• [Required task]: Your task is to locate every line holding the string "from" and to copy each of them.

-- START Data for this exercise --

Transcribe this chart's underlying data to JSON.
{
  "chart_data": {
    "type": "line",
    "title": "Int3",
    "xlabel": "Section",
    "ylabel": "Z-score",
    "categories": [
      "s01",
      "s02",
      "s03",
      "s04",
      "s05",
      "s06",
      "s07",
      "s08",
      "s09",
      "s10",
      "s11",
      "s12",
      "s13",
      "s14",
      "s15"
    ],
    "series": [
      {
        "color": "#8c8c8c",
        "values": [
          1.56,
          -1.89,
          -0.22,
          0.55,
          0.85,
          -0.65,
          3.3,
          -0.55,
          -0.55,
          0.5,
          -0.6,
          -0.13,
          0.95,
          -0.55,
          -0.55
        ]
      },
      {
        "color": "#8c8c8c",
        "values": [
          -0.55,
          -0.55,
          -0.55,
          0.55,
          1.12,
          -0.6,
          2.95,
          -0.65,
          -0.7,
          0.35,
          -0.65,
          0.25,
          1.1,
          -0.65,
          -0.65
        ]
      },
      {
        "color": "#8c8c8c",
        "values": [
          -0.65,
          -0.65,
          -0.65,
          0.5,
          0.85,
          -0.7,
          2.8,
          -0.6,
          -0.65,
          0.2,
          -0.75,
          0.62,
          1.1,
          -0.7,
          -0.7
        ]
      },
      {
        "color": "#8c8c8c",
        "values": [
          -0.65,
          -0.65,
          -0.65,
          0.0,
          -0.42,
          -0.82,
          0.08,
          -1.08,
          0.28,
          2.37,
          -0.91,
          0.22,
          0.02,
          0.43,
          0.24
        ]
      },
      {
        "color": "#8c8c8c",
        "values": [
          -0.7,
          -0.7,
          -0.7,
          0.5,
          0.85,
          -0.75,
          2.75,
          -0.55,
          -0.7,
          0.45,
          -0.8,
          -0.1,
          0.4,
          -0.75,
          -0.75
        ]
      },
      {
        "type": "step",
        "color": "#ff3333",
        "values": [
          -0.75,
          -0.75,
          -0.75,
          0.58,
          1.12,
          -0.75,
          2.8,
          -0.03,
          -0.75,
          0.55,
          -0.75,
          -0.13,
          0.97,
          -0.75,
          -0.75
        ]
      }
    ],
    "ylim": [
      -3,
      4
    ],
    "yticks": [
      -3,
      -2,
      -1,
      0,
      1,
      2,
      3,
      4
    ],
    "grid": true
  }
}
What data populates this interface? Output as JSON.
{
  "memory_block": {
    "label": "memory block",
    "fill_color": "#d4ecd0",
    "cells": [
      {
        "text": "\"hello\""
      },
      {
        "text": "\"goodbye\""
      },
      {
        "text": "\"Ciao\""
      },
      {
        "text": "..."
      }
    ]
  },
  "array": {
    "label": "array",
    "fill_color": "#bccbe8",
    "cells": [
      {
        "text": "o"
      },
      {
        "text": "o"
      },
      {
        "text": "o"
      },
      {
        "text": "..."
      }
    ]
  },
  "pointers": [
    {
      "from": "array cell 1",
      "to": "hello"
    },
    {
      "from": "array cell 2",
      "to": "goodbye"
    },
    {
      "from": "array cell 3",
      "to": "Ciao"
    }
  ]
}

-- END Data for this exercise --
-- START Data for this exercise --

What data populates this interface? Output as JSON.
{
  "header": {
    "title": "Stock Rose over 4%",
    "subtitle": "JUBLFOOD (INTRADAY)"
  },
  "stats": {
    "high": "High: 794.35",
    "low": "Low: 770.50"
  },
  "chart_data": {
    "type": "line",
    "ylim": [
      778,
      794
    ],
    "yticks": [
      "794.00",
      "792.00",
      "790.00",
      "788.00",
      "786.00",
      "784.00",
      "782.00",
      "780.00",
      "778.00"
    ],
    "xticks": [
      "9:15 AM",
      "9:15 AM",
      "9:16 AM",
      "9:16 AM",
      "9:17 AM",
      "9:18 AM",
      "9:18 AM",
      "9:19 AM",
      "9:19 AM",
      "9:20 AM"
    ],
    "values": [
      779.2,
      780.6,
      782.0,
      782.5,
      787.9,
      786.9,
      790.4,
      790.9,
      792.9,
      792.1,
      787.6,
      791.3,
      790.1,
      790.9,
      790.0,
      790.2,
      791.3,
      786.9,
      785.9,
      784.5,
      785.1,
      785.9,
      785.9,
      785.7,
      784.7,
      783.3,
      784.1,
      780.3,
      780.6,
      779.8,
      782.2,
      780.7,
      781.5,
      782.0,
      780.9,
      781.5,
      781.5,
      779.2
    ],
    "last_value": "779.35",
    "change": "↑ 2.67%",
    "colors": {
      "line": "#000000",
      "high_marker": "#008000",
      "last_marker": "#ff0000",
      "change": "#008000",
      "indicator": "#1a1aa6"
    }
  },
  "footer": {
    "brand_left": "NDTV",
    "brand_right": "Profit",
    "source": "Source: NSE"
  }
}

-- END Data for this exercise --
-- START Data for this exercise --

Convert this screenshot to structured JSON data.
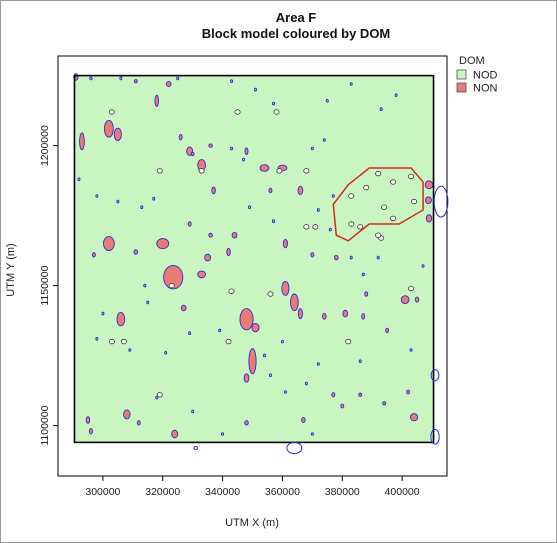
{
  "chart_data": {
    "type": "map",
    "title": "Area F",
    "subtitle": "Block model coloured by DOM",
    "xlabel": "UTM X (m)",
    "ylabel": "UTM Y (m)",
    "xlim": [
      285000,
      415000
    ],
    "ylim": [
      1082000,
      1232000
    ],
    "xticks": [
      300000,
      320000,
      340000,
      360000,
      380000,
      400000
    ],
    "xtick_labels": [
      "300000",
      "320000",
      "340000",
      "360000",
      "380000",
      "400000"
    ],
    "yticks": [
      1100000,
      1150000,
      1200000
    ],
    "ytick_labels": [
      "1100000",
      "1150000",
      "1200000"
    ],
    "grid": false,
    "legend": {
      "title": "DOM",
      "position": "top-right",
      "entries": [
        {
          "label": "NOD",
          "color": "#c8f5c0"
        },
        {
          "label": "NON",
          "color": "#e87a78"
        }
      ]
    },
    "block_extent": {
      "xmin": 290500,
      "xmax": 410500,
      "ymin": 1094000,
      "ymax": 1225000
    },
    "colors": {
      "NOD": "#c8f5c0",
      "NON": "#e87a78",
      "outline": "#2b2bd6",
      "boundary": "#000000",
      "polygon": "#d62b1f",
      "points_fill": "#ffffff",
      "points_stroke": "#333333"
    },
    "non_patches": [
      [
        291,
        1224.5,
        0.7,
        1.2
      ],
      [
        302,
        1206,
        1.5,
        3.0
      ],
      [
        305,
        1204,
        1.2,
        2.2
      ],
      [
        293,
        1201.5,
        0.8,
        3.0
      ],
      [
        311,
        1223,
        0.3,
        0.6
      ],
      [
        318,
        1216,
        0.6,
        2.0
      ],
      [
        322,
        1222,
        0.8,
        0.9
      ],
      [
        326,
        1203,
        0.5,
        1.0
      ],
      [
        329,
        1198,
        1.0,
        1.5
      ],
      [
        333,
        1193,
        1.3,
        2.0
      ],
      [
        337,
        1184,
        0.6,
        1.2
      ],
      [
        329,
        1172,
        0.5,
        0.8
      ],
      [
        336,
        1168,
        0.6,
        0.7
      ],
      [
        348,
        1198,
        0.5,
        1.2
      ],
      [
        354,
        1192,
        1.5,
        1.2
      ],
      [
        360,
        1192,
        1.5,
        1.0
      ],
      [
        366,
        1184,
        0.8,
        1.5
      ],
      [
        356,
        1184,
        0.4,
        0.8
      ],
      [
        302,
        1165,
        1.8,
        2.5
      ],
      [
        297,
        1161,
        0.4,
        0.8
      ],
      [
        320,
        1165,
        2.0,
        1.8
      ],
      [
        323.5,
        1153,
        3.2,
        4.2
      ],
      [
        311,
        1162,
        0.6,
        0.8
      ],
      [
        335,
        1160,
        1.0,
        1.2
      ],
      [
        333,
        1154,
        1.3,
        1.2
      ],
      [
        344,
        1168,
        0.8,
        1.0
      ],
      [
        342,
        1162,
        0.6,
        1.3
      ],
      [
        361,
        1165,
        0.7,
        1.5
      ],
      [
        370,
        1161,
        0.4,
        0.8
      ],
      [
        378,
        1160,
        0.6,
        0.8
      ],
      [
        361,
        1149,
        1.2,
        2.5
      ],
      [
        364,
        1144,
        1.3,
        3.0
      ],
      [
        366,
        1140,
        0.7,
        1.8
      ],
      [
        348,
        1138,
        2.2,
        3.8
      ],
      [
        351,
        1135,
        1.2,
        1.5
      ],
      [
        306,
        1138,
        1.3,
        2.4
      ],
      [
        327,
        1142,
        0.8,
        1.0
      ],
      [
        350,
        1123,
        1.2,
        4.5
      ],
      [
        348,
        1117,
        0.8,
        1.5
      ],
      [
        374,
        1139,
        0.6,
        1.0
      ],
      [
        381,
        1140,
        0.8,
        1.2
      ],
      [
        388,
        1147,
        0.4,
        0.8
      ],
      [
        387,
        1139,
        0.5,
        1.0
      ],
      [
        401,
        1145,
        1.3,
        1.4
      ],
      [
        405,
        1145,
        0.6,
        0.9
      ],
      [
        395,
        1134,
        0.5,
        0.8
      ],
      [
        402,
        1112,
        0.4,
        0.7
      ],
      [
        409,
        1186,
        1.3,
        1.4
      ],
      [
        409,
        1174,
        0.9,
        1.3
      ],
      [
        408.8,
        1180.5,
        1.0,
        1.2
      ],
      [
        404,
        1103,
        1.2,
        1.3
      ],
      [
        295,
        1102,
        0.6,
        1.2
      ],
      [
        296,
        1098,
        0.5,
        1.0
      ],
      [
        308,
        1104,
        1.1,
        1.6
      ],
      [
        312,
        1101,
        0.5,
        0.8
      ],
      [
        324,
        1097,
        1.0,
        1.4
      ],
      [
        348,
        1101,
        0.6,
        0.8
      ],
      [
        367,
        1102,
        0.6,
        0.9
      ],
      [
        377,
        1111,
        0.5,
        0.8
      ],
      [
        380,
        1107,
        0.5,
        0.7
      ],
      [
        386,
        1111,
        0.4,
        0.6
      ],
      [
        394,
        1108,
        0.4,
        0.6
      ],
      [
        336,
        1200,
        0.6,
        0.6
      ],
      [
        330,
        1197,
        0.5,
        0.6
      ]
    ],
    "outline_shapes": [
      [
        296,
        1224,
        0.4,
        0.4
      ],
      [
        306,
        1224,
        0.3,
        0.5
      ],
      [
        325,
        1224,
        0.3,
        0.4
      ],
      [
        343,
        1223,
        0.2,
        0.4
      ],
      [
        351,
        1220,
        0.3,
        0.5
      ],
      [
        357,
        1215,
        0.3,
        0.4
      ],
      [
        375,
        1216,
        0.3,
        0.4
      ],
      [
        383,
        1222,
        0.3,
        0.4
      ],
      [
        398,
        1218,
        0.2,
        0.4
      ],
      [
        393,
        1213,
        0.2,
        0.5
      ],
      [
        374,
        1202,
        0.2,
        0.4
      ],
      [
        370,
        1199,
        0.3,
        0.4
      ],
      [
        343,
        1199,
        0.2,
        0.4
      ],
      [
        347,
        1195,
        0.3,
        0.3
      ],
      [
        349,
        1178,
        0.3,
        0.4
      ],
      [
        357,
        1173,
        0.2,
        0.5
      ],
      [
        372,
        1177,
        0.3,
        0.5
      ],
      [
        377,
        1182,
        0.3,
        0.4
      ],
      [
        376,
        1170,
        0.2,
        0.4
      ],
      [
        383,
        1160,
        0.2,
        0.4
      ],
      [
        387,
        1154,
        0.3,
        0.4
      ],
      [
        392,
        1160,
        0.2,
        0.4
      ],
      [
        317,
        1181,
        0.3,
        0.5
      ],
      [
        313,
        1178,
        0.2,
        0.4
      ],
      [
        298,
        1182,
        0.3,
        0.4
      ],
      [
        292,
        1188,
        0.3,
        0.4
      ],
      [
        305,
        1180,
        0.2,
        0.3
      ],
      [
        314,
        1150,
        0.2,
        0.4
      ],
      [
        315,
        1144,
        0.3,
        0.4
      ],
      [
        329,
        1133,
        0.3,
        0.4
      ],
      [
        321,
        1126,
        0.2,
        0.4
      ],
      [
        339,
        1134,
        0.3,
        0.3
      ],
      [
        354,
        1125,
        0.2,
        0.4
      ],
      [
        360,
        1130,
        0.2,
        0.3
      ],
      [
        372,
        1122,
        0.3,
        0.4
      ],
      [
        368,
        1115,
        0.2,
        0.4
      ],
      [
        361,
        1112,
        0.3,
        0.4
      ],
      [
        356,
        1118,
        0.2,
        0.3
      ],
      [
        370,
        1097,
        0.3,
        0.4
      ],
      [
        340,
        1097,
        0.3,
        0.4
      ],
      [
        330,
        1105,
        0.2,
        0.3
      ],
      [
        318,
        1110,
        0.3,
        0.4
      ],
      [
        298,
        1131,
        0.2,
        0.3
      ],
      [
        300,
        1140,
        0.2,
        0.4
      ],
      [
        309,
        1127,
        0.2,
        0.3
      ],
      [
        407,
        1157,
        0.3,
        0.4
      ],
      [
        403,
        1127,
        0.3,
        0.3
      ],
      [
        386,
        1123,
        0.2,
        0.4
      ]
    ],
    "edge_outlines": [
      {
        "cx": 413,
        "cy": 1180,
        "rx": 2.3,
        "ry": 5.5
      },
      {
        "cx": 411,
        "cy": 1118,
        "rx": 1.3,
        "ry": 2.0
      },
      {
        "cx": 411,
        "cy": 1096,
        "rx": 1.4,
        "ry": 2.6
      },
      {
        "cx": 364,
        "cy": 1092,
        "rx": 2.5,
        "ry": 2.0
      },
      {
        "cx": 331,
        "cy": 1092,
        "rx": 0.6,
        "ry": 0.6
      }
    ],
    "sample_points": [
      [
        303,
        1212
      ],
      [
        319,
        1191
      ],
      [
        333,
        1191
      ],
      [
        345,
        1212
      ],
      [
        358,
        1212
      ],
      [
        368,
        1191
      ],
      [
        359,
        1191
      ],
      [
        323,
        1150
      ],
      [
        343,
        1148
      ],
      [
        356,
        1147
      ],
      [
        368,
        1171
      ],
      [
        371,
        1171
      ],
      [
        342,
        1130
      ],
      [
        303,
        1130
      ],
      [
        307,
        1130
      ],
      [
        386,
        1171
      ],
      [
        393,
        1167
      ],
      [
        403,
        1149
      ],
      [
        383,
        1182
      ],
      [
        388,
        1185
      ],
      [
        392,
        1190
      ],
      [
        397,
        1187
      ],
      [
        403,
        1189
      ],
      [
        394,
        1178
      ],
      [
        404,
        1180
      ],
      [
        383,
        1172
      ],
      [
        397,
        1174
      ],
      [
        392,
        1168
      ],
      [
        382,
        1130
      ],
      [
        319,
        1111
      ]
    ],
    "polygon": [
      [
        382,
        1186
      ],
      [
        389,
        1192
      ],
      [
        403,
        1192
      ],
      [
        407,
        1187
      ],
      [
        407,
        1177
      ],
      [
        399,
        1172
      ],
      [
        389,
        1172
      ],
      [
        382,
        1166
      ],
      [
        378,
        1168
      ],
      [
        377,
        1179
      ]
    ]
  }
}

-- END Data for this exercise --

• [Exercise answer]:
      "from": "array cell 1",
      "from": "array cell 2",
      "from": "array cell 3",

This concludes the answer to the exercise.